-- Start of PROVIDED RECORDS --

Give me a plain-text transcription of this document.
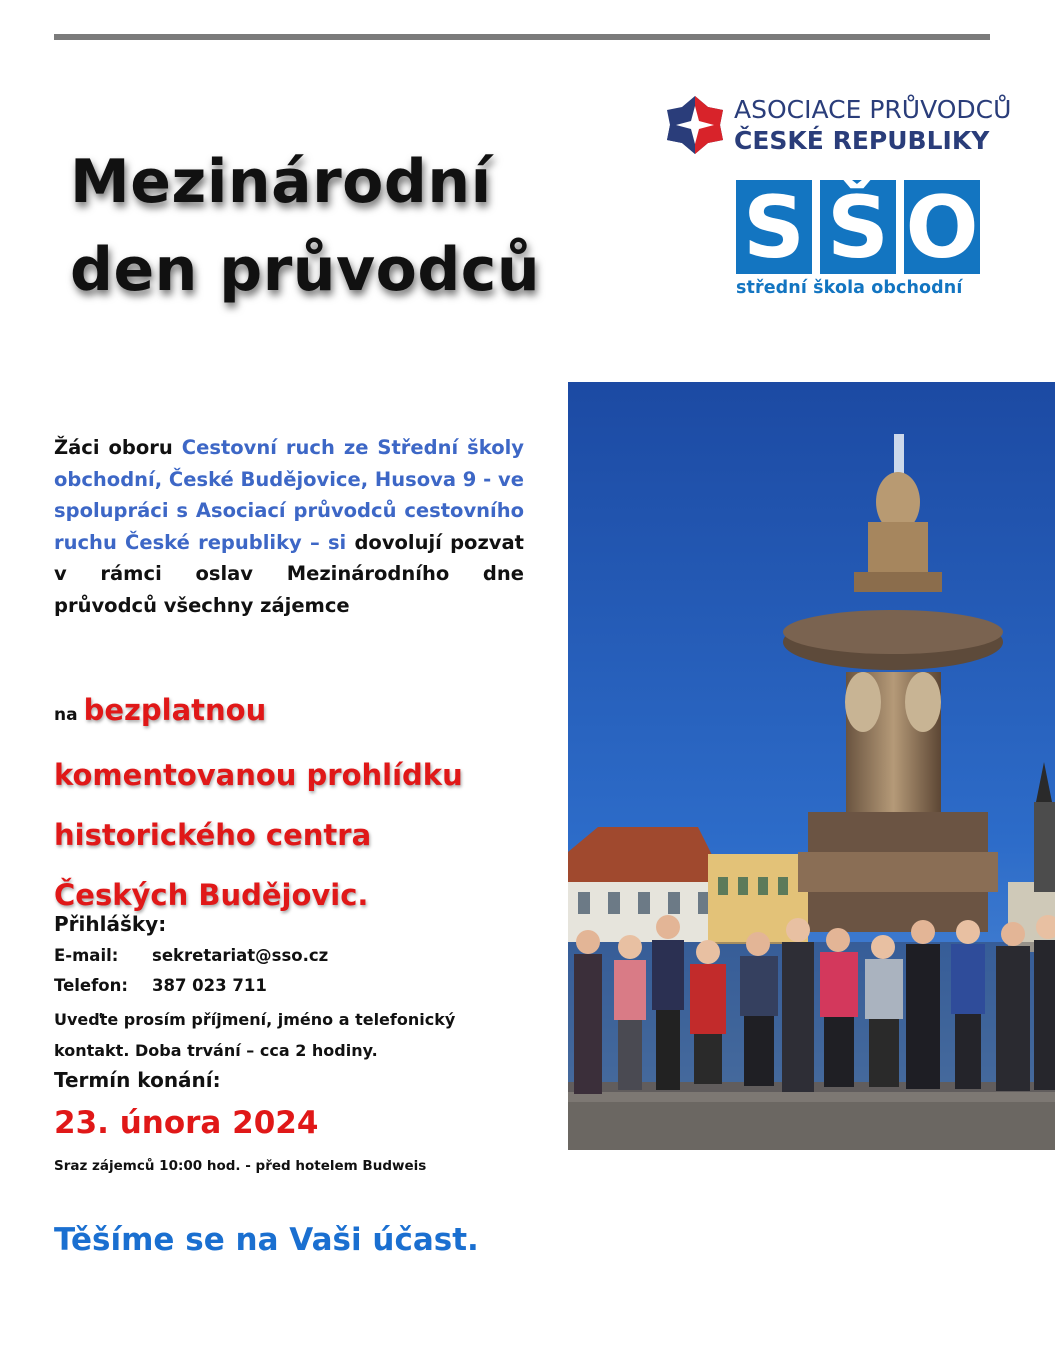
Mezinárodní
den průvodců
ASOCIACE PRŮVODCŮ
ČESKÉ REPUBLIKY
S Š O
střední škola obchodní

Žáci oboru Cestovní ruch ze Střední školy obchodní, České Budějovice, Husova 9 - ve spolupráci s Asociací průvodců cestovního ruchu České republiky – si dovolují pozvat v rámci oslav Mezinárodního dne průvodců všechny zájemce

na bezplatnou
komentovanou prohlídku
historického centra
Českých Budějovic.

Přihlášky:

E-mail: sekretariat@sso.cz
Telefon: 387 023 711

Uveďte prosím příjmení, jméno a telefonický kontakt. Doba trvání – cca 2 hodiny.

Termín konání:

23. února 2024

Sraz zájemců 10:00 hod. - před hotelem Budweis

Těšíme se na Vaši účast.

-- End of PROVIDED RECORDS --

## THE REQUEST
Write the entries above out in full, exactly, with no images.

## SOLUTION FOR THIS PROBLEM
Give me a plain-text transcription of this document.
Mezinárodní
den průvodců
ASOCIACE PRŮVODCŮ
ČESKÉ REPUBLIKY
S Š O
střední škola obchodní

Žáci oboru Cestovní ruch ze Střední školy obchodní, České Budějovice, Husova 9 - ve spolupráci s Asociací průvodců cestovního ruchu České republiky – si dovolují pozvat v rámci oslav Mezinárodního dne průvodců všechny zájemce

na bezplatnou
komentovanou prohlídku
historického centra
Českých Budějovic.

Přihlášky:

E-mail: sekretariat@sso.cz
Telefon: 387 023 711

Uveďte prosím příjmení, jméno a telefonický kontakt. Doba trvání – cca 2 hodiny.

Termín konání:

23. února 2024

Sraz zájemců 10:00 hod. - před hotelem Budweis

Těšíme se na Vaši účast.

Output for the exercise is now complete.